→ **What to produce**:
Copy out each line of the material in which the word "ylabel" appears.

→ **Part of a data file**:

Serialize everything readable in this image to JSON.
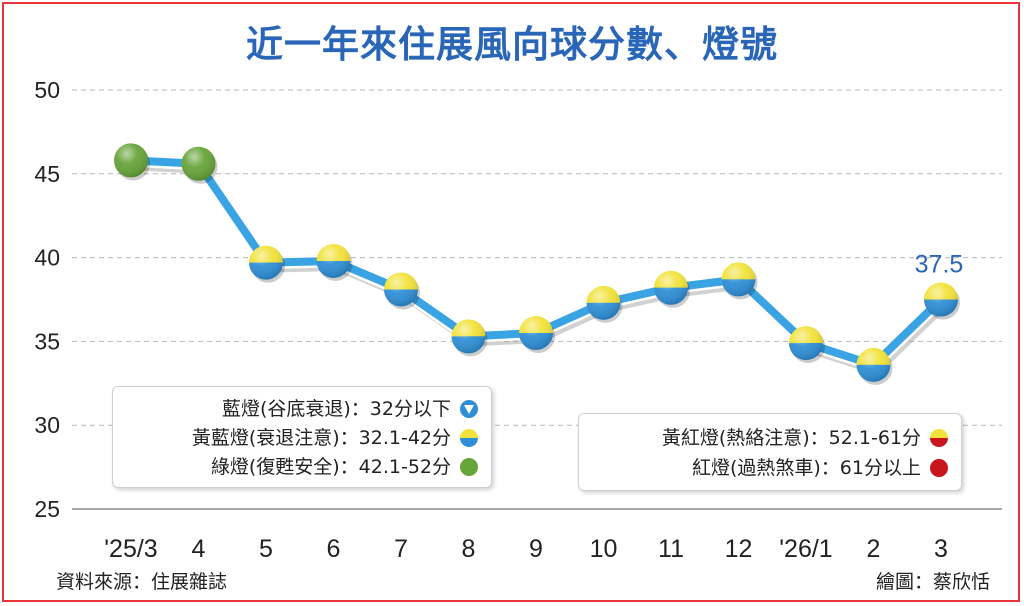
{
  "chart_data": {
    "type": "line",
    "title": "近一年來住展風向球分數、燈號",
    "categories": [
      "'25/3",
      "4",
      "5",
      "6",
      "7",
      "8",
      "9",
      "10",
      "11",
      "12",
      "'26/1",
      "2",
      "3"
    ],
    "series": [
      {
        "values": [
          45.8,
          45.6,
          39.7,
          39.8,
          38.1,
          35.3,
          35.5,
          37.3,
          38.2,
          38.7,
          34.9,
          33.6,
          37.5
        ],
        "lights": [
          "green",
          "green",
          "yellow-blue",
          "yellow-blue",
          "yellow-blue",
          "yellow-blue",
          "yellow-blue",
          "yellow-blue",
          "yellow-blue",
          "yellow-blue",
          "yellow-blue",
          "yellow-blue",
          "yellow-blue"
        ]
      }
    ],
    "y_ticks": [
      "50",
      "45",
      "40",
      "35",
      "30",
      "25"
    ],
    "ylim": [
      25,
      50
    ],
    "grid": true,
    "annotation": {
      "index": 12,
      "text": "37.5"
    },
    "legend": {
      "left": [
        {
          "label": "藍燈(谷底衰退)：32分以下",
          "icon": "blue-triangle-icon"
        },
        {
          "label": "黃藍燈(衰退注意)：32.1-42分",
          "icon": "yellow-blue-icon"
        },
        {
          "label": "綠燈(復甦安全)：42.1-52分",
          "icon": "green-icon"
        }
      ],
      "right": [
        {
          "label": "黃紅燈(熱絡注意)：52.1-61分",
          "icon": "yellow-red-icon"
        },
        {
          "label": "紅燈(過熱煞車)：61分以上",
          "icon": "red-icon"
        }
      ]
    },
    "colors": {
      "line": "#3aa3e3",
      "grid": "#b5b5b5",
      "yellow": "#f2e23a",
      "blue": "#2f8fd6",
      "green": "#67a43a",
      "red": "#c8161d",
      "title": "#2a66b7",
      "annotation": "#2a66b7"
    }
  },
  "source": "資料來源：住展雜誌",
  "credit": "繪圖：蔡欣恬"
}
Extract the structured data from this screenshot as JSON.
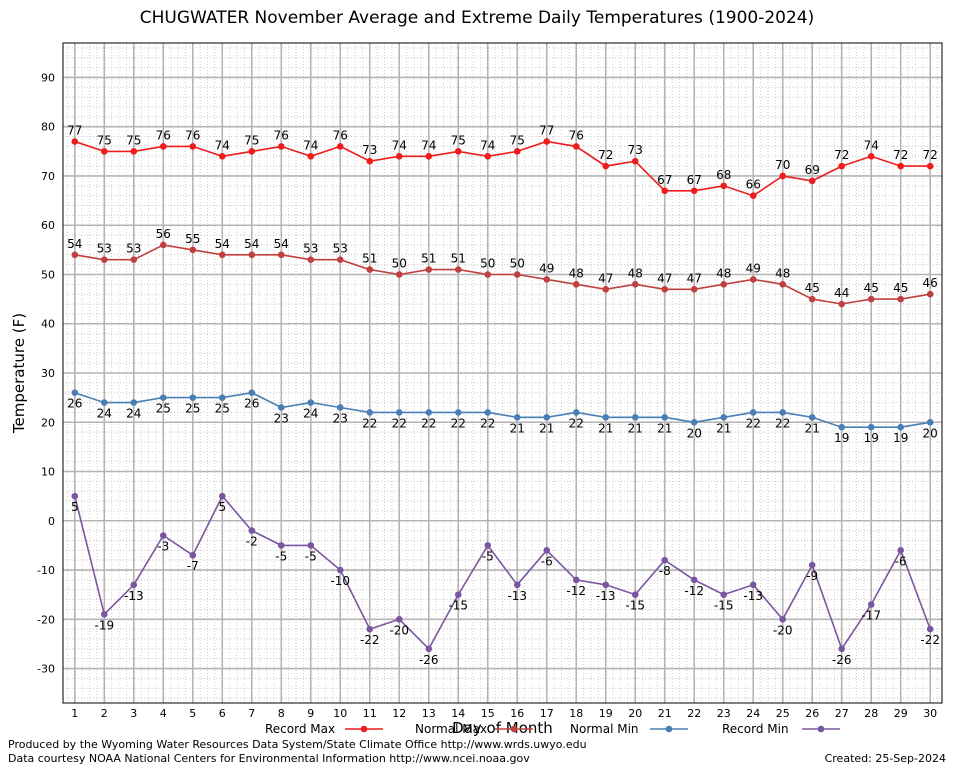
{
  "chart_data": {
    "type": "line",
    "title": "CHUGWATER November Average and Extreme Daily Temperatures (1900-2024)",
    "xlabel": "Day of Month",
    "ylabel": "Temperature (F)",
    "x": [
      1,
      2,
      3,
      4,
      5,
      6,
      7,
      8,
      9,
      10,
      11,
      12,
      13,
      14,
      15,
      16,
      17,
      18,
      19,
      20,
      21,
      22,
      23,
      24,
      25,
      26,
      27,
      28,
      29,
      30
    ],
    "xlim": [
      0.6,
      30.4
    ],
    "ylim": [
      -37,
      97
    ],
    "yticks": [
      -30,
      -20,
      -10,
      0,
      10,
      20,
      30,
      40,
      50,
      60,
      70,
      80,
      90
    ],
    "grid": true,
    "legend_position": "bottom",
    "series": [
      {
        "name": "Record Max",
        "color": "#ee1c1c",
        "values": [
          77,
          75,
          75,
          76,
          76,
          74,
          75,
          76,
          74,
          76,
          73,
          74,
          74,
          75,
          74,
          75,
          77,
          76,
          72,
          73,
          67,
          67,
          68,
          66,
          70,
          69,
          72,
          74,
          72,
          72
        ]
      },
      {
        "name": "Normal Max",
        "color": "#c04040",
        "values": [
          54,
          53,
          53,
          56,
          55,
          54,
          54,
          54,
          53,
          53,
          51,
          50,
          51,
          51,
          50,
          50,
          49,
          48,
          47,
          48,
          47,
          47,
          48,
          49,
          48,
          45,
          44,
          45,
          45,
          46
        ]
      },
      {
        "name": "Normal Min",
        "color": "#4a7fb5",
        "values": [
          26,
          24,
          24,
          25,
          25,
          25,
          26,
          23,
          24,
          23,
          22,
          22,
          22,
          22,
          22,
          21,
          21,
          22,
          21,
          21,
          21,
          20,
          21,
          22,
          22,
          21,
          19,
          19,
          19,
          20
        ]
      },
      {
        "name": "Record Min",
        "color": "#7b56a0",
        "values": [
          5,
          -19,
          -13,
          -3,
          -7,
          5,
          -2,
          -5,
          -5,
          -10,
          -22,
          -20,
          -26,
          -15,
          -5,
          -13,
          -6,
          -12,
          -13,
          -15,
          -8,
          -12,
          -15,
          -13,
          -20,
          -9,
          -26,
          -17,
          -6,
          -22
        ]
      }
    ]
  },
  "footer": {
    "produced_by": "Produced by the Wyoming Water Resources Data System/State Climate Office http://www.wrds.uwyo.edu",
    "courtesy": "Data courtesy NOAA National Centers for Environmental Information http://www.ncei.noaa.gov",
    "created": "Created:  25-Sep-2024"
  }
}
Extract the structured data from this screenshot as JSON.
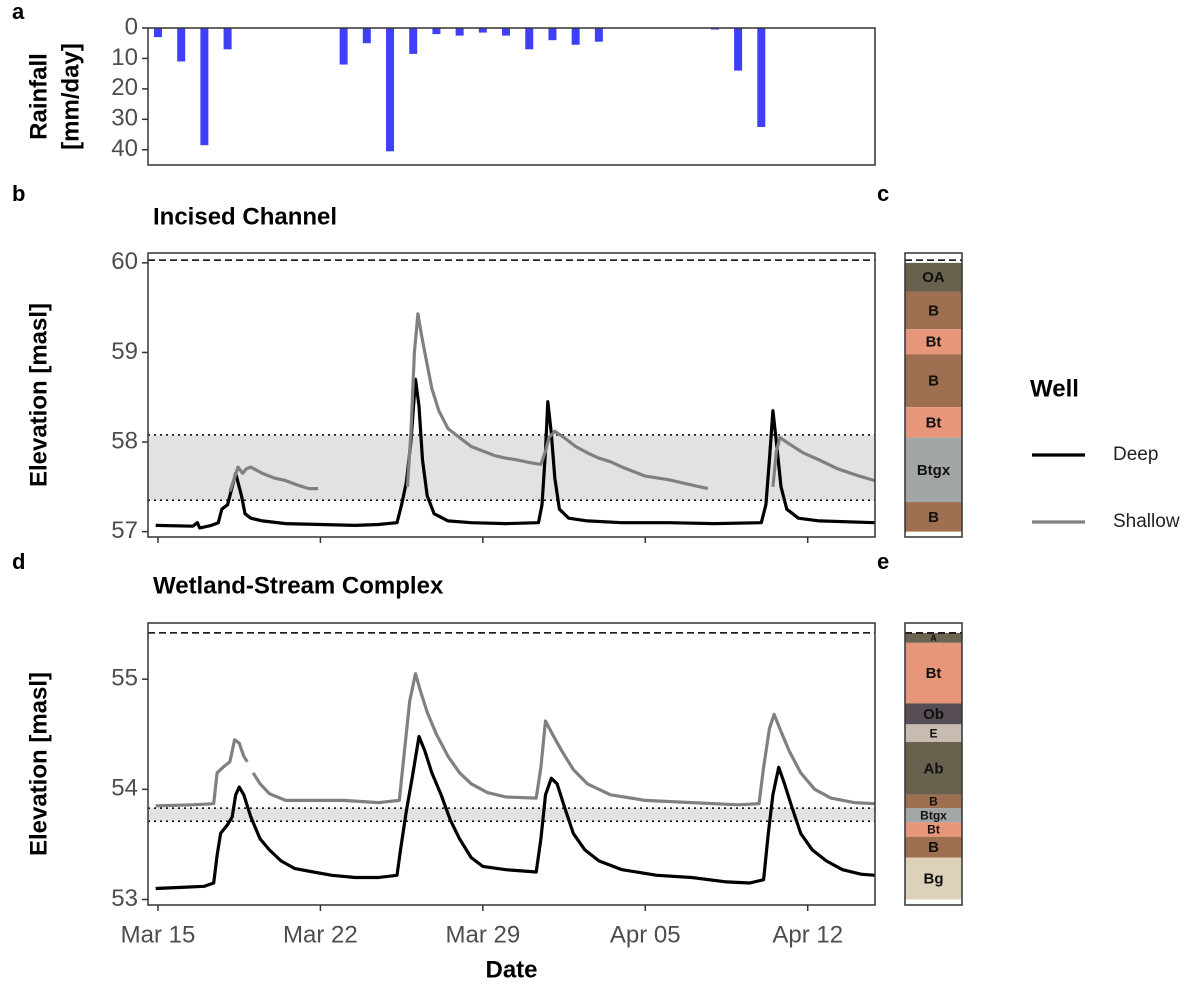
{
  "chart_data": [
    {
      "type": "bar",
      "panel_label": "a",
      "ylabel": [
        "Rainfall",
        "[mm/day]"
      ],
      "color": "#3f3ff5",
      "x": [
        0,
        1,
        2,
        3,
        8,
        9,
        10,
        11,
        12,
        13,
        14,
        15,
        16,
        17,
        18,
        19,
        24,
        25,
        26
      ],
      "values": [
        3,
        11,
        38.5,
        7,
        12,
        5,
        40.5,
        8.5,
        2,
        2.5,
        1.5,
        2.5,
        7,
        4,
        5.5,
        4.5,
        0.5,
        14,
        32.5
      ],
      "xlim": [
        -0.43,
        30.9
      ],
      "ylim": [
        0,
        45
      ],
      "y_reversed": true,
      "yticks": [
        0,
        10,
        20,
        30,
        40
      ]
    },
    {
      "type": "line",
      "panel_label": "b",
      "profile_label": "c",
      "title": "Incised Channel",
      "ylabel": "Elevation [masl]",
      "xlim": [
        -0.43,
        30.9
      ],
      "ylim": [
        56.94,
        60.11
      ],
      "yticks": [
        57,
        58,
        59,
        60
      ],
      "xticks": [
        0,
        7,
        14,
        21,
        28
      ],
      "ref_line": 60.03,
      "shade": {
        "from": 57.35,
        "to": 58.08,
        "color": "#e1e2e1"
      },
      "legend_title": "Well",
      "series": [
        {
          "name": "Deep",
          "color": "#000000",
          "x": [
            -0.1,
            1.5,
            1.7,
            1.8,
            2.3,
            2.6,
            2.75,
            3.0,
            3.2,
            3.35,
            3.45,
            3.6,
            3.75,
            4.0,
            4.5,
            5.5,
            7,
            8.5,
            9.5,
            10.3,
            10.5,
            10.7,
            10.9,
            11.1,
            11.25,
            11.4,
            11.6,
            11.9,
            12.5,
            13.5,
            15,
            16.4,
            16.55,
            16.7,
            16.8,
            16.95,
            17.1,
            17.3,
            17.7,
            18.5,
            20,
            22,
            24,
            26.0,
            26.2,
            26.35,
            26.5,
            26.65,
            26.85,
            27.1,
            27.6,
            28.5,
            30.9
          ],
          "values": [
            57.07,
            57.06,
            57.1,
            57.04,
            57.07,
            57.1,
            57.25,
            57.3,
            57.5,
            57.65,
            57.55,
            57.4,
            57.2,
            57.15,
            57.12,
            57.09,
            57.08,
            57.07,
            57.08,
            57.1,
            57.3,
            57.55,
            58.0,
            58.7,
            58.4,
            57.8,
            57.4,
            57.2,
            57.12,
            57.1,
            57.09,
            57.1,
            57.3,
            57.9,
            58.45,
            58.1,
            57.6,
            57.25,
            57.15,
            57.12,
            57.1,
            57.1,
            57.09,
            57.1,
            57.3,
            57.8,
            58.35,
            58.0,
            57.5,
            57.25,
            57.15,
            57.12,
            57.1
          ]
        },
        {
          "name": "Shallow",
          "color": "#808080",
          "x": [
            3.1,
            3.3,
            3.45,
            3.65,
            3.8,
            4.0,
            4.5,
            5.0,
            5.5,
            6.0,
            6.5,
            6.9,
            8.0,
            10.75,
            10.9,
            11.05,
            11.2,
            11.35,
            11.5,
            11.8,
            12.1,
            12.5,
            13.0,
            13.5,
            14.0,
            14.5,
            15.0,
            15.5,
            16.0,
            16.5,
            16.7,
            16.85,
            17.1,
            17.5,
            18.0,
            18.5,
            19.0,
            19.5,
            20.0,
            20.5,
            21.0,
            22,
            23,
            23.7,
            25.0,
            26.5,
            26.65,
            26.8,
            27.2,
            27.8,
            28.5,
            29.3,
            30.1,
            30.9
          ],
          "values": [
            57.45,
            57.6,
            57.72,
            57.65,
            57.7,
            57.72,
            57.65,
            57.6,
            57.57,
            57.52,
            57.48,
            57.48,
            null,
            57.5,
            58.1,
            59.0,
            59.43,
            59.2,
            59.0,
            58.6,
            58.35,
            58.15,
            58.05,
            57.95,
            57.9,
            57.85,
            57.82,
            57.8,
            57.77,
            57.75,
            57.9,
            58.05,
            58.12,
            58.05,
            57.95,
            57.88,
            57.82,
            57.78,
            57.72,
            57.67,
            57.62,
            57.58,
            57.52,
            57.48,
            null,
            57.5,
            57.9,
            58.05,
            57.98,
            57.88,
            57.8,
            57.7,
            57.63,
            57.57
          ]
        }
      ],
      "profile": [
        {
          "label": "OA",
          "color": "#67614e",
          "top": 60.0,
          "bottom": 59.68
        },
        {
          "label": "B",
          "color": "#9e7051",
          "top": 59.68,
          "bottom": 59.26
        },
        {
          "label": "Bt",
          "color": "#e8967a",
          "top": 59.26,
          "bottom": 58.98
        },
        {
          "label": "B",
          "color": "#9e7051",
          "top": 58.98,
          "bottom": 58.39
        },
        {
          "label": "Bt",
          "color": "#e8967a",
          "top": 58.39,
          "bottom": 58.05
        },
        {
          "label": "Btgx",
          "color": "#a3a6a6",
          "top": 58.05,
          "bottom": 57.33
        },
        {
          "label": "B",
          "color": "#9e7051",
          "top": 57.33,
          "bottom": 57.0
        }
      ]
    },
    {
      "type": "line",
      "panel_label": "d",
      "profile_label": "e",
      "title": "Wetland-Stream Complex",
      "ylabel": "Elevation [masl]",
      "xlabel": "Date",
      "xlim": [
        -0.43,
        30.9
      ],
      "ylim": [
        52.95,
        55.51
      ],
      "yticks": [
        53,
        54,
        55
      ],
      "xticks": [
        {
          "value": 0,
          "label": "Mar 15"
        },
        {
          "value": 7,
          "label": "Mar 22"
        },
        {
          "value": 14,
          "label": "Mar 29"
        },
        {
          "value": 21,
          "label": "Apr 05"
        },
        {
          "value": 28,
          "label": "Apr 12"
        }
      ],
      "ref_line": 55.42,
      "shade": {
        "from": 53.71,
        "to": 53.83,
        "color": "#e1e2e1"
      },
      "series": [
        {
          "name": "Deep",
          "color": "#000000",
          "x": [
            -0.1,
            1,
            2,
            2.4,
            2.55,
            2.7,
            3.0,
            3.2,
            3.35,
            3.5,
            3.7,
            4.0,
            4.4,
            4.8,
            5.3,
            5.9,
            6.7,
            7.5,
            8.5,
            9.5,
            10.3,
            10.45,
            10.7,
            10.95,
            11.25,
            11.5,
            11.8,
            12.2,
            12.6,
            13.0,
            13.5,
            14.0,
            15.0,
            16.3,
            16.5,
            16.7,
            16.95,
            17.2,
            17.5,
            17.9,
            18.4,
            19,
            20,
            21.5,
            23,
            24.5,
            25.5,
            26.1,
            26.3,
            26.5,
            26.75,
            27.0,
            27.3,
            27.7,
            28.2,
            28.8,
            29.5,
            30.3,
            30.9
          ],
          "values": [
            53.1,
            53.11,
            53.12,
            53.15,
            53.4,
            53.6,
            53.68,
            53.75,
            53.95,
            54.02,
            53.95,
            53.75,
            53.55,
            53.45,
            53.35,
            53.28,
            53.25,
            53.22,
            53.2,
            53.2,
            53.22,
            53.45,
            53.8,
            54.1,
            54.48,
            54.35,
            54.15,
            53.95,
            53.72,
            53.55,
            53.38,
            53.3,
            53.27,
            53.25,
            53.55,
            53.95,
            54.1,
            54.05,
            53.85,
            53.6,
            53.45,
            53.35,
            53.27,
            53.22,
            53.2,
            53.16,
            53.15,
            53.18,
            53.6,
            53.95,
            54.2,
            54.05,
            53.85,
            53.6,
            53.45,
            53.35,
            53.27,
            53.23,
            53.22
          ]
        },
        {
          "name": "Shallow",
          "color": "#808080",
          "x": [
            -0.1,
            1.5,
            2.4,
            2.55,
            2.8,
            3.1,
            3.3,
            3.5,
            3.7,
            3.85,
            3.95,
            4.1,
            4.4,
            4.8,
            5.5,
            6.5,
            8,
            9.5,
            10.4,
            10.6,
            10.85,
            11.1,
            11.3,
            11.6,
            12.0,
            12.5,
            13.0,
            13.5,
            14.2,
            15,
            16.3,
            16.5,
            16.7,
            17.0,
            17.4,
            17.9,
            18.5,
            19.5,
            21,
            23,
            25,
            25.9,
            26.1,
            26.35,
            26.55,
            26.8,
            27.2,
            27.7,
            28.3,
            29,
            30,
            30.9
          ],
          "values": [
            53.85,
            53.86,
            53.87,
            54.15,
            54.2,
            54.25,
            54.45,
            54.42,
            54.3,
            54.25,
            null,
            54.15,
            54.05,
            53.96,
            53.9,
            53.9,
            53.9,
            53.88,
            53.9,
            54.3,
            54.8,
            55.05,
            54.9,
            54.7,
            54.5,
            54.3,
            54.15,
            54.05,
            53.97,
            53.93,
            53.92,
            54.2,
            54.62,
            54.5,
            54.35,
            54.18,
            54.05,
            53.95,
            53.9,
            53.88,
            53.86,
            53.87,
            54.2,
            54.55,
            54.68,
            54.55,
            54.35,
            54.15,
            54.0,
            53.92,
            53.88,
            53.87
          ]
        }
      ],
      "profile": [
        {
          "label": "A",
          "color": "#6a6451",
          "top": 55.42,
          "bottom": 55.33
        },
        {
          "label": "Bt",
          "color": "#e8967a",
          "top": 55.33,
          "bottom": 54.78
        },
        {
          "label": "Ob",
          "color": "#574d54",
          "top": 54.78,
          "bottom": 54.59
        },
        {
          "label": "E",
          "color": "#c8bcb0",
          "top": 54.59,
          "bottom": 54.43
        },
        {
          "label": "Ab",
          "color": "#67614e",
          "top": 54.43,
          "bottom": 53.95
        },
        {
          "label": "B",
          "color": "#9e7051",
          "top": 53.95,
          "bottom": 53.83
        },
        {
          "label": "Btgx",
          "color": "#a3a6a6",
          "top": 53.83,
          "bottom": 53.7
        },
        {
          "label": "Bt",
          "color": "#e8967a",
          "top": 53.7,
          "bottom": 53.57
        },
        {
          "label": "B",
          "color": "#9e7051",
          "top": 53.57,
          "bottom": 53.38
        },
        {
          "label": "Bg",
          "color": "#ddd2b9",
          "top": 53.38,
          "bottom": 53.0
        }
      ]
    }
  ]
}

→ **Reply**:
    "ylabel": "Temperature (F)",
      "ylabel": [
      "ylabel": "Elevation [masl]",
      "ylabel": "Elevation [masl]",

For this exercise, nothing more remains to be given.